> _Your objective_: Omit the pictures and return every entry exactly as written.
★ ★ ★
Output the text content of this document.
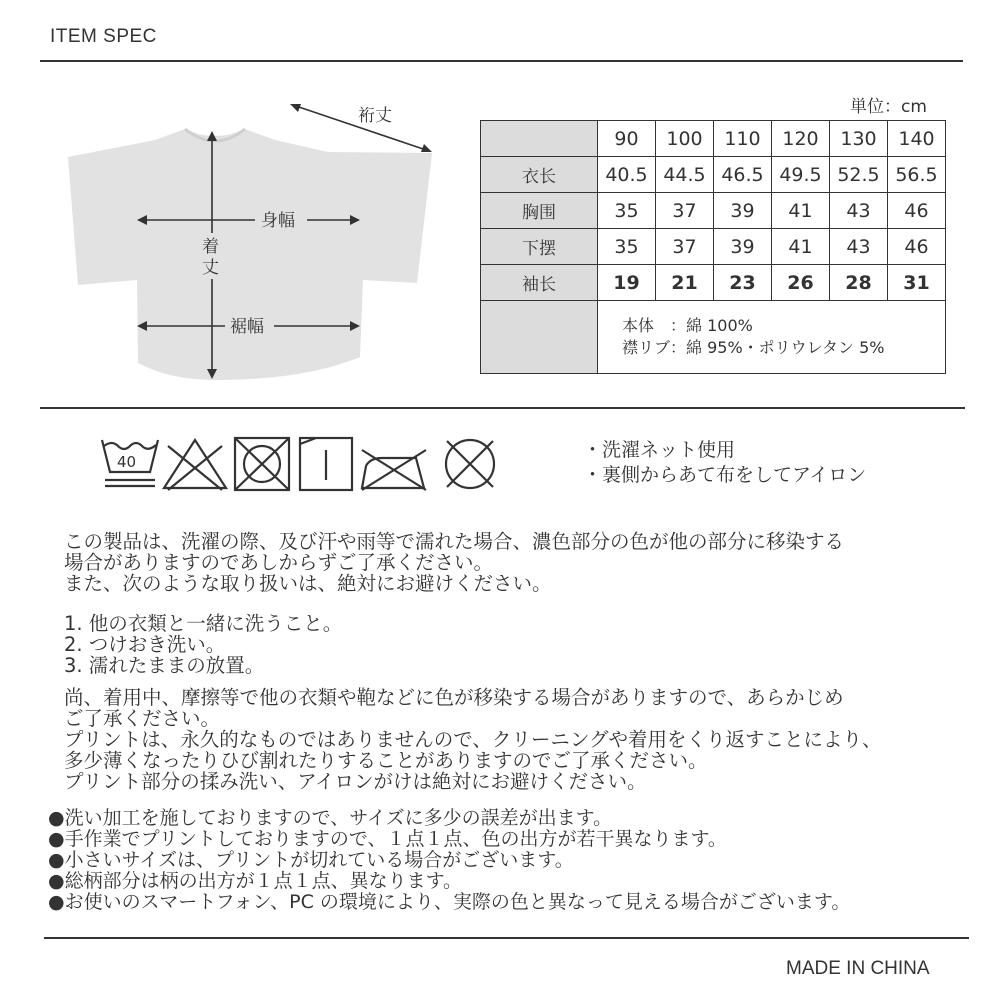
ITEM SPEC
裄丈
着
丈
身幅
裾幅
単位：cm
	90	100	110	120	130	140
衣长	40.5	44.5	46.5	49.5	52.5	56.5
胸围	35	37	39	41	43	46
下摆	35	37	39	41	43	46
袖长	19	21	23	26	28	31

	本体　：綿 100%
襟リブ：綿 95%・ポリウレタン 5%					
40
・洗濯ネット使用
・裏側からあて布をしてアイロン
この製品は、洗濯の際、及び汗や雨等で濡れた場合、濃色部分の色が他の部分に移染する
場合がありますのであしからずご了承ください。
また、次のような取り扱いは、絶対にお避けください。
1. 他の衣類と一緒に洗うこと。
2. つけおき洗い。
3. 濡れたままの放置。
尚、着用中、摩擦等で他の衣類や鞄などに色が移染する場合がありますので、あらかじめ
ご了承ください。
プリントは、永久的なものではありませんので、クリーニングや着用をくり返すことにより、
多少薄くなったりひび割れたりすることがありますのでご了承ください。
プリント部分の揉み洗い、アイロンがけは絶対にお避けください。
●洗い加工を施しておりますので、サイズに多少の誤差が出ます。
●手作業でプリントしておりますので、１点１点、色の出方が若干異なります。
●小さいサイズは、プリントが切れている場合がございます。
●総柄部分は柄の出方が１点１点、異なります。
●お使いのスマートフォン、PC の環境により、実際の色と異なって見える場合がございます。
MADE IN CHINA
★ ★ ★
> _Correct output_:
Output the text content of this document.
ITEM SPEC
裄丈
着
丈
身幅
裾幅
単位：cm
	90	100	110	120	130	140
衣长	40.5	44.5	46.5	49.5	52.5	56.5
胸围	35	37	39	41	43	46
下摆	35	37	39	41	43	46
袖长	19	21	23	26	28	31

	本体　：綿 100%
襟リブ：綿 95%・ポリウレタン 5%					
40
・洗濯ネット使用
・裏側からあて布をしてアイロン
この製品は、洗濯の際、及び汗や雨等で濡れた場合、濃色部分の色が他の部分に移染する
場合がありますのであしからずご了承ください。
また、次のような取り扱いは、絶対にお避けください。
1. 他の衣類と一緒に洗うこと。
2. つけおき洗い。
3. 濡れたままの放置。
尚、着用中、摩擦等で他の衣類や鞄などに色が移染する場合がありますので、あらかじめ
ご了承ください。
プリントは、永久的なものではありませんので、クリーニングや着用をくり返すことにより、
多少薄くなったりひび割れたりすることがありますのでご了承ください。
プリント部分の揉み洗い、アイロンがけは絶対にお避けください。
●洗い加工を施しておりますので、サイズに多少の誤差が出ます。
●手作業でプリントしておりますので、１点１点、色の出方が若干異なります。
●小さいサイズは、プリントが切れている場合がございます。
●総柄部分は柄の出方が１点１点、異なります。
●お使いのスマートフォン、PC の環境により、実際の色と異なって見える場合がございます。
MADE IN CHINA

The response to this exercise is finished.